- **Brief**
Please output the records below in full, exactly as given, but without the images.

======== Supplied entries ========

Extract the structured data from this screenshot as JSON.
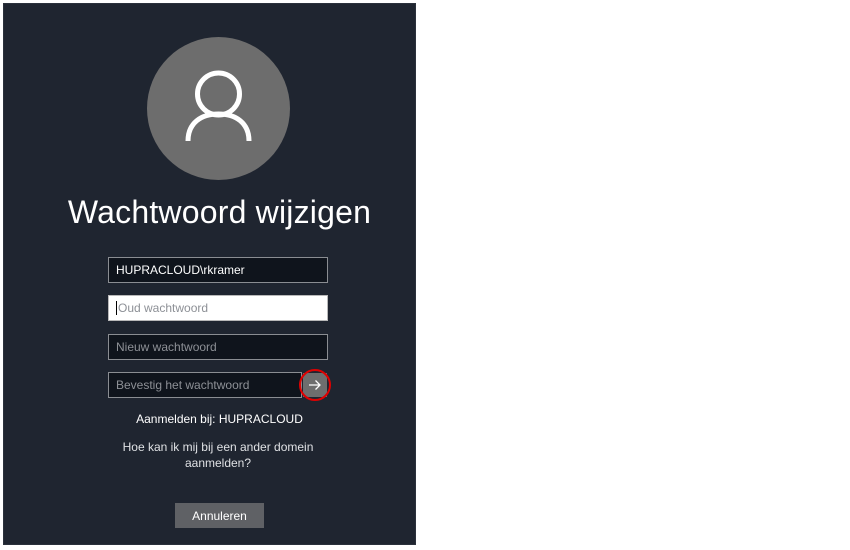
{
  "title": "Wachtwoord wijzigen",
  "form": {
    "username_value": "HUPRACLOUD\\rkramer",
    "old_password_placeholder": "Oud wachtwoord",
    "new_password_placeholder": "Nieuw wachtwoord",
    "confirm_password_placeholder": "Bevestig het wachtwoord"
  },
  "signin_to": "Aanmelden bij: HUPRACLOUD",
  "other_domain": {
    "line1": "Hoe kan ik mij bij een ander domein",
    "line2": "aanmelden?"
  },
  "cancel_label": "Annuleren",
  "icons": {
    "avatar": "user-icon",
    "submit": "arrow-right-icon"
  },
  "colors": {
    "panel_bg": "#1f2530",
    "avatar_bg": "#6d6d6d",
    "highlight": "#e00000"
  }
}
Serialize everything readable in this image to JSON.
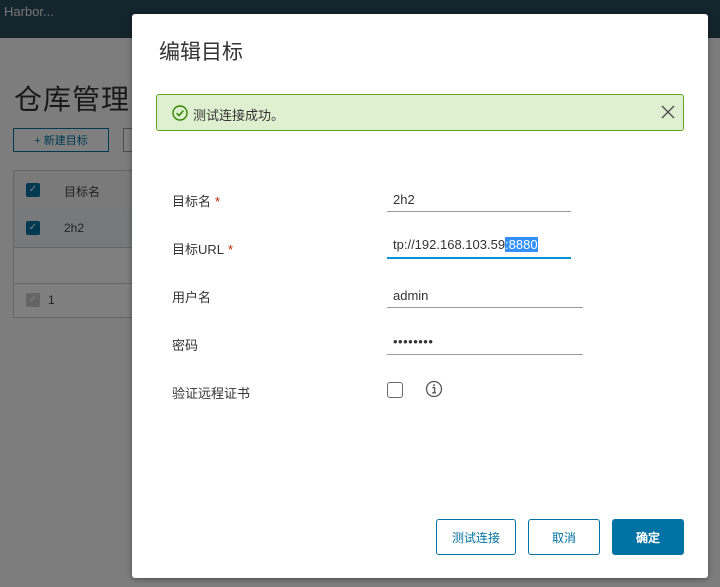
{
  "background": {
    "app_title": "Harbor...",
    "page_title": "仓库管理",
    "new_target_button": "+ 新建目标",
    "table": {
      "header": "目标名",
      "row_name": "2h2",
      "footer_count": "1"
    }
  },
  "modal": {
    "title": "编辑目标",
    "alert": {
      "message": "测试连接成功。"
    },
    "fields": {
      "name_label": "目标名",
      "name_value": "2h2",
      "url_label": "目标URL",
      "url_value_unselected": "tp://192.168.103.59",
      "url_value_selected": ":8880",
      "username_label": "用户名",
      "username_value": "admin",
      "password_label": "密码",
      "password_value": "••••••••",
      "verify_cert_label": "验证远程证书"
    },
    "required_marker": "*",
    "buttons": {
      "test": "测试连接",
      "cancel": "取消",
      "ok": "确定"
    }
  },
  "colors": {
    "accent": "#0072a3",
    "success_border": "#62a420",
    "success_bg": "#dff0d0",
    "required": "#c92100",
    "selection": "#3390ff"
  }
}
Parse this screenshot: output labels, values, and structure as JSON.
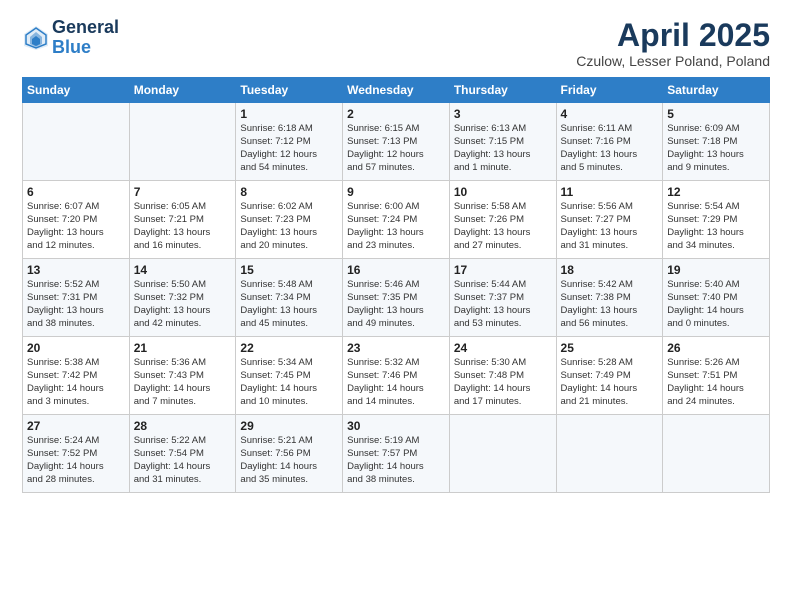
{
  "header": {
    "logo_line1": "General",
    "logo_line2": "Blue",
    "main_title": "April 2025",
    "subtitle": "Czulow, Lesser Poland, Poland"
  },
  "days_of_week": [
    "Sunday",
    "Monday",
    "Tuesday",
    "Wednesday",
    "Thursday",
    "Friday",
    "Saturday"
  ],
  "weeks": [
    [
      {
        "day": "",
        "detail": ""
      },
      {
        "day": "",
        "detail": ""
      },
      {
        "day": "1",
        "detail": "Sunrise: 6:18 AM\nSunset: 7:12 PM\nDaylight: 12 hours\nand 54 minutes."
      },
      {
        "day": "2",
        "detail": "Sunrise: 6:15 AM\nSunset: 7:13 PM\nDaylight: 12 hours\nand 57 minutes."
      },
      {
        "day": "3",
        "detail": "Sunrise: 6:13 AM\nSunset: 7:15 PM\nDaylight: 13 hours\nand 1 minute."
      },
      {
        "day": "4",
        "detail": "Sunrise: 6:11 AM\nSunset: 7:16 PM\nDaylight: 13 hours\nand 5 minutes."
      },
      {
        "day": "5",
        "detail": "Sunrise: 6:09 AM\nSunset: 7:18 PM\nDaylight: 13 hours\nand 9 minutes."
      }
    ],
    [
      {
        "day": "6",
        "detail": "Sunrise: 6:07 AM\nSunset: 7:20 PM\nDaylight: 13 hours\nand 12 minutes."
      },
      {
        "day": "7",
        "detail": "Sunrise: 6:05 AM\nSunset: 7:21 PM\nDaylight: 13 hours\nand 16 minutes."
      },
      {
        "day": "8",
        "detail": "Sunrise: 6:02 AM\nSunset: 7:23 PM\nDaylight: 13 hours\nand 20 minutes."
      },
      {
        "day": "9",
        "detail": "Sunrise: 6:00 AM\nSunset: 7:24 PM\nDaylight: 13 hours\nand 23 minutes."
      },
      {
        "day": "10",
        "detail": "Sunrise: 5:58 AM\nSunset: 7:26 PM\nDaylight: 13 hours\nand 27 minutes."
      },
      {
        "day": "11",
        "detail": "Sunrise: 5:56 AM\nSunset: 7:27 PM\nDaylight: 13 hours\nand 31 minutes."
      },
      {
        "day": "12",
        "detail": "Sunrise: 5:54 AM\nSunset: 7:29 PM\nDaylight: 13 hours\nand 34 minutes."
      }
    ],
    [
      {
        "day": "13",
        "detail": "Sunrise: 5:52 AM\nSunset: 7:31 PM\nDaylight: 13 hours\nand 38 minutes."
      },
      {
        "day": "14",
        "detail": "Sunrise: 5:50 AM\nSunset: 7:32 PM\nDaylight: 13 hours\nand 42 minutes."
      },
      {
        "day": "15",
        "detail": "Sunrise: 5:48 AM\nSunset: 7:34 PM\nDaylight: 13 hours\nand 45 minutes."
      },
      {
        "day": "16",
        "detail": "Sunrise: 5:46 AM\nSunset: 7:35 PM\nDaylight: 13 hours\nand 49 minutes."
      },
      {
        "day": "17",
        "detail": "Sunrise: 5:44 AM\nSunset: 7:37 PM\nDaylight: 13 hours\nand 53 minutes."
      },
      {
        "day": "18",
        "detail": "Sunrise: 5:42 AM\nSunset: 7:38 PM\nDaylight: 13 hours\nand 56 minutes."
      },
      {
        "day": "19",
        "detail": "Sunrise: 5:40 AM\nSunset: 7:40 PM\nDaylight: 14 hours\nand 0 minutes."
      }
    ],
    [
      {
        "day": "20",
        "detail": "Sunrise: 5:38 AM\nSunset: 7:42 PM\nDaylight: 14 hours\nand 3 minutes."
      },
      {
        "day": "21",
        "detail": "Sunrise: 5:36 AM\nSunset: 7:43 PM\nDaylight: 14 hours\nand 7 minutes."
      },
      {
        "day": "22",
        "detail": "Sunrise: 5:34 AM\nSunset: 7:45 PM\nDaylight: 14 hours\nand 10 minutes."
      },
      {
        "day": "23",
        "detail": "Sunrise: 5:32 AM\nSunset: 7:46 PM\nDaylight: 14 hours\nand 14 minutes."
      },
      {
        "day": "24",
        "detail": "Sunrise: 5:30 AM\nSunset: 7:48 PM\nDaylight: 14 hours\nand 17 minutes."
      },
      {
        "day": "25",
        "detail": "Sunrise: 5:28 AM\nSunset: 7:49 PM\nDaylight: 14 hours\nand 21 minutes."
      },
      {
        "day": "26",
        "detail": "Sunrise: 5:26 AM\nSunset: 7:51 PM\nDaylight: 14 hours\nand 24 minutes."
      }
    ],
    [
      {
        "day": "27",
        "detail": "Sunrise: 5:24 AM\nSunset: 7:52 PM\nDaylight: 14 hours\nand 28 minutes."
      },
      {
        "day": "28",
        "detail": "Sunrise: 5:22 AM\nSunset: 7:54 PM\nDaylight: 14 hours\nand 31 minutes."
      },
      {
        "day": "29",
        "detail": "Sunrise: 5:21 AM\nSunset: 7:56 PM\nDaylight: 14 hours\nand 35 minutes."
      },
      {
        "day": "30",
        "detail": "Sunrise: 5:19 AM\nSunset: 7:57 PM\nDaylight: 14 hours\nand 38 minutes."
      },
      {
        "day": "",
        "detail": ""
      },
      {
        "day": "",
        "detail": ""
      },
      {
        "day": "",
        "detail": ""
      }
    ]
  ]
}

========

- **Answer to the exercise**
Extract the structured data from this screenshot as JSON.
{
  "title": "Wachtwoord wijzigen",
  "form": {
    "username_value": "HUPRACLOUD\\rkramer",
    "old_password_placeholder": "Oud wachtwoord",
    "new_password_placeholder": "Nieuw wachtwoord",
    "confirm_password_placeholder": "Bevestig het wachtwoord"
  },
  "signin_to": "Aanmelden bij: HUPRACLOUD",
  "other_domain": {
    "line1": "Hoe kan ik mij bij een ander domein",
    "line2": "aanmelden?"
  },
  "cancel_label": "Annuleren",
  "icons": {
    "avatar": "user-icon",
    "submit": "arrow-right-icon"
  },
  "colors": {
    "panel_bg": "#1f2530",
    "avatar_bg": "#6d6d6d",
    "highlight": "#e00000"
  }
}
Serialize everything readable in this image to JSON.
{
  "background": {
    "app_title": "Harbor...",
    "page_title": "仓库管理",
    "new_target_button": "+ 新建目标",
    "table": {
      "header": "目标名",
      "row_name": "2h2",
      "footer_count": "1"
    }
  },
  "modal": {
    "title": "编辑目标",
    "alert": {
      "message": "测试连接成功。"
    },
    "fields": {
      "name_label": "目标名",
      "name_value": "2h2",
      "url_label": "目标URL",
      "url_value_unselected": "tp://192.168.103.59",
      "url_value_selected": ":8880",
      "username_label": "用户名",
      "username_value": "admin",
      "password_label": "密码",
      "password_value": "••••••••",
      "verify_cert_label": "验证远程证书"
    },
    "required_marker": "*",
    "buttons": {
      "test": "测试连接",
      "cancel": "取消",
      "ok": "确定"
    }
  },
  "colors": {
    "accent": "#0072a3",
    "success_border": "#62a420",
    "success_bg": "#dff0d0",
    "required": "#c92100",
    "selection": "#3390ff"
  }
}
Parse this screenshot: output labels, values, and structure as JSON.
{
  "header": {
    "logo_line1": "General",
    "logo_line2": "Blue",
    "main_title": "April 2025",
    "subtitle": "Czulow, Lesser Poland, Poland"
  },
  "days_of_week": [
    "Sunday",
    "Monday",
    "Tuesday",
    "Wednesday",
    "Thursday",
    "Friday",
    "Saturday"
  ],
  "weeks": [
    [
      {
        "day": "",
        "detail": ""
      },
      {
        "day": "",
        "detail": ""
      },
      {
        "day": "1",
        "detail": "Sunrise: 6:18 AM\nSunset: 7:12 PM\nDaylight: 12 hours\nand 54 minutes."
      },
      {
        "day": "2",
        "detail": "Sunrise: 6:15 AM\nSunset: 7:13 PM\nDaylight: 12 hours\nand 57 minutes."
      },
      {
        "day": "3",
        "detail": "Sunrise: 6:13 AM\nSunset: 7:15 PM\nDaylight: 13 hours\nand 1 minute."
      },
      {
        "day": "4",
        "detail": "Sunrise: 6:11 AM\nSunset: 7:16 PM\nDaylight: 13 hours\nand 5 minutes."
      },
      {
        "day": "5",
        "detail": "Sunrise: 6:09 AM\nSunset: 7:18 PM\nDaylight: 13 hours\nand 9 minutes."
      }
    ],
    [
      {
        "day": "6",
        "detail": "Sunrise: 6:07 AM\nSunset: 7:20 PM\nDaylight: 13 hours\nand 12 minutes."
      },
      {
        "day": "7",
        "detail": "Sunrise: 6:05 AM\nSunset: 7:21 PM\nDaylight: 13 hours\nand 16 minutes."
      },
      {
        "day": "8",
        "detail": "Sunrise: 6:02 AM\nSunset: 7:23 PM\nDaylight: 13 hours\nand 20 minutes."
      },
      {
        "day": "9",
        "detail": "Sunrise: 6:00 AM\nSunset: 7:24 PM\nDaylight: 13 hours\nand 23 minutes."
      },
      {
        "day": "10",
        "detail": "Sunrise: 5:58 AM\nSunset: 7:26 PM\nDaylight: 13 hours\nand 27 minutes."
      },
      {
        "day": "11",
        "detail": "Sunrise: 5:56 AM\nSunset: 7:27 PM\nDaylight: 13 hours\nand 31 minutes."
      },
      {
        "day": "12",
        "detail": "Sunrise: 5:54 AM\nSunset: 7:29 PM\nDaylight: 13 hours\nand 34 minutes."
      }
    ],
    [
      {
        "day": "13",
        "detail": "Sunrise: 5:52 AM\nSunset: 7:31 PM\nDaylight: 13 hours\nand 38 minutes."
      },
      {
        "day": "14",
        "detail": "Sunrise: 5:50 AM\nSunset: 7:32 PM\nDaylight: 13 hours\nand 42 minutes."
      },
      {
        "day": "15",
        "detail": "Sunrise: 5:48 AM\nSunset: 7:34 PM\nDaylight: 13 hours\nand 45 minutes."
      },
      {
        "day": "16",
        "detail": "Sunrise: 5:46 AM\nSunset: 7:35 PM\nDaylight: 13 hours\nand 49 minutes."
      },
      {
        "day": "17",
        "detail": "Sunrise: 5:44 AM\nSunset: 7:37 PM\nDaylight: 13 hours\nand 53 minutes."
      },
      {
        "day": "18",
        "detail": "Sunrise: 5:42 AM\nSunset: 7:38 PM\nDaylight: 13 hours\nand 56 minutes."
      },
      {
        "day": "19",
        "detail": "Sunrise: 5:40 AM\nSunset: 7:40 PM\nDaylight: 14 hours\nand 0 minutes."
      }
    ],
    [
      {
        "day": "20",
        "detail": "Sunrise: 5:38 AM\nSunset: 7:42 PM\nDaylight: 14 hours\nand 3 minutes."
      },
      {
        "day": "21",
        "detail": "Sunrise: 5:36 AM\nSunset: 7:43 PM\nDaylight: 14 hours\nand 7 minutes."
      },
      {
        "day": "22",
        "detail": "Sunrise: 5:34 AM\nSunset: 7:45 PM\nDaylight: 14 hours\nand 10 minutes."
      },
      {
        "day": "23",
        "detail": "Sunrise: 5:32 AM\nSunset: 7:46 PM\nDaylight: 14 hours\nand 14 minutes."
      },
      {
        "day": "24",
        "detail": "Sunrise: 5:30 AM\nSunset: 7:48 PM\nDaylight: 14 hours\nand 17 minutes."
      },
      {
        "day": "25",
        "detail": "Sunrise: 5:28 AM\nSunset: 7:49 PM\nDaylight: 14 hours\nand 21 minutes."
      },
      {
        "day": "26",
        "detail": "Sunrise: 5:26 AM\nSunset: 7:51 PM\nDaylight: 14 hours\nand 24 minutes."
      }
    ],
    [
      {
        "day": "27",
        "detail": "Sunrise: 5:24 AM\nSunset: 7:52 PM\nDaylight: 14 hours\nand 28 minutes."
      },
      {
        "day": "28",
        "detail": "Sunrise: 5:22 AM\nSunset: 7:54 PM\nDaylight: 14 hours\nand 31 minutes."
      },
      {
        "day": "29",
        "detail": "Sunrise: 5:21 AM\nSunset: 7:56 PM\nDaylight: 14 hours\nand 35 minutes."
      },
      {
        "day": "30",
        "detail": "Sunrise: 5:19 AM\nSunset: 7:57 PM\nDaylight: 14 hours\nand 38 minutes."
      },
      {
        "day": "",
        "detail": ""
      },
      {
        "day": "",
        "detail": ""
      },
      {
        "day": "",
        "detail": ""
      }
    ]
  ]
}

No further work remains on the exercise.